> Work to be completed: From the listing below, pull out the lines that hold "package".

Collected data
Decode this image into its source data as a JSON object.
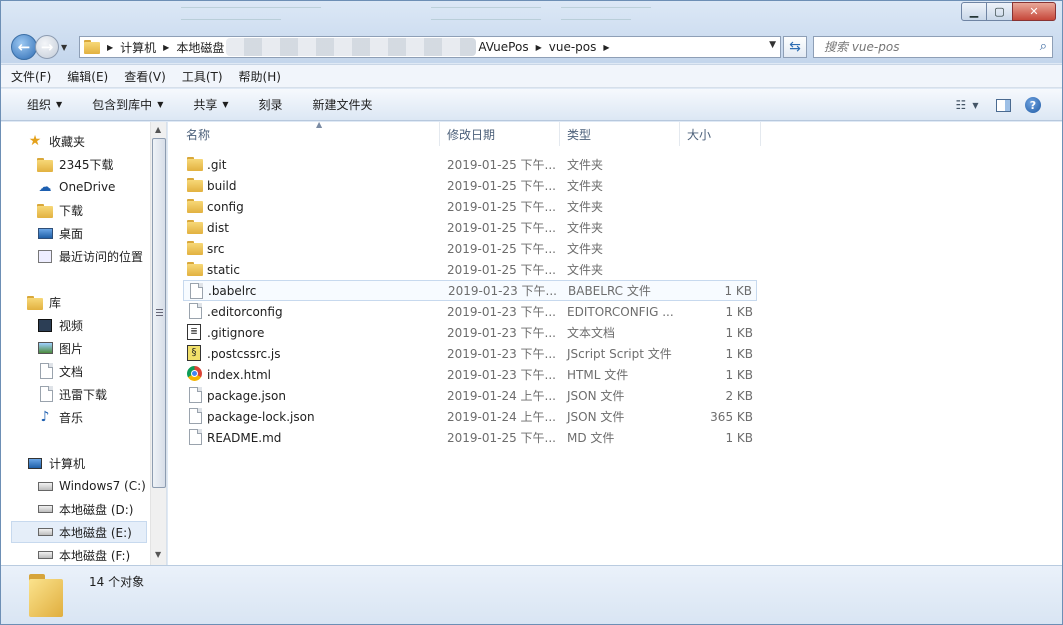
{
  "window": {
    "minimize_icon": "minimize-icon",
    "maximize_icon": "maximize-icon",
    "close_icon": "close-icon"
  },
  "address": {
    "crumbs": [
      "计算机",
      "本地磁盘",
      "AVuePos",
      "vue-pos"
    ]
  },
  "search": {
    "placeholder": "搜索 vue-pos"
  },
  "menu": [
    "文件(F)",
    "编辑(E)",
    "查看(V)",
    "工具(T)",
    "帮助(H)"
  ],
  "toolbar": {
    "organize": "组织",
    "include_in_library": "包含到库中",
    "share": "共享",
    "burn": "刻录",
    "new_folder": "新建文件夹"
  },
  "nav": {
    "favorites": "收藏夹",
    "downloads_2345": "2345下载",
    "onedrive": "OneDrive",
    "downloads": "下载",
    "desktop": "桌面",
    "recent": "最近访问的位置",
    "libraries": "库",
    "videos": "视频",
    "pictures": "图片",
    "documents": "文档",
    "thunder": "迅雷下载",
    "music": "音乐",
    "computer": "计算机",
    "drive_c": "Windows7 (C:)",
    "drive_d": "本地磁盘 (D:)",
    "drive_e": "本地磁盘 (E:)",
    "drive_f": "本地磁盘 (F:)"
  },
  "columns": {
    "name": "名称",
    "date": "修改日期",
    "type": "类型",
    "size": "大小"
  },
  "files": [
    {
      "name": ".git",
      "date": "2019-01-25 下午...",
      "type": "文件夹",
      "size": "",
      "icon": "folder"
    },
    {
      "name": "build",
      "date": "2019-01-25 下午...",
      "type": "文件夹",
      "size": "",
      "icon": "folder"
    },
    {
      "name": "config",
      "date": "2019-01-25 下午...",
      "type": "文件夹",
      "size": "",
      "icon": "folder"
    },
    {
      "name": "dist",
      "date": "2019-01-25 下午...",
      "type": "文件夹",
      "size": "",
      "icon": "folder"
    },
    {
      "name": "src",
      "date": "2019-01-25 下午...",
      "type": "文件夹",
      "size": "",
      "icon": "folder"
    },
    {
      "name": "static",
      "date": "2019-01-25 下午...",
      "type": "文件夹",
      "size": "",
      "icon": "folder"
    },
    {
      "name": ".babelrc",
      "date": "2019-01-23 下午...",
      "type": "BABELRC 文件",
      "size": "1 KB",
      "icon": "doc"
    },
    {
      "name": ".editorconfig",
      "date": "2019-01-23 下午...",
      "type": "EDITORCONFIG ...",
      "size": "1 KB",
      "icon": "doc"
    },
    {
      "name": ".gitignore",
      "date": "2019-01-23 下午...",
      "type": "文本文档",
      "size": "1 KB",
      "icon": "text"
    },
    {
      "name": ".postcssrc.js",
      "date": "2019-01-23 下午...",
      "type": "JScript Script 文件",
      "size": "1 KB",
      "icon": "script"
    },
    {
      "name": "index.html",
      "date": "2019-01-23 下午...",
      "type": "HTML 文件",
      "size": "1 KB",
      "icon": "chrome"
    },
    {
      "name": "package.json",
      "date": "2019-01-24 上午...",
      "type": "JSON 文件",
      "size": "2 KB",
      "icon": "doc"
    },
    {
      "name": "package-lock.json",
      "date": "2019-01-24 上午...",
      "type": "JSON 文件",
      "size": "365 KB",
      "icon": "doc"
    },
    {
      "name": "README.md",
      "date": "2019-01-25 下午...",
      "type": "MD 文件",
      "size": "1 KB",
      "icon": "doc"
    }
  ],
  "status": {
    "count": "14 个对象"
  }
}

> Output for this exercise:
      "name": "package.json",
      "name": "package-lock.json",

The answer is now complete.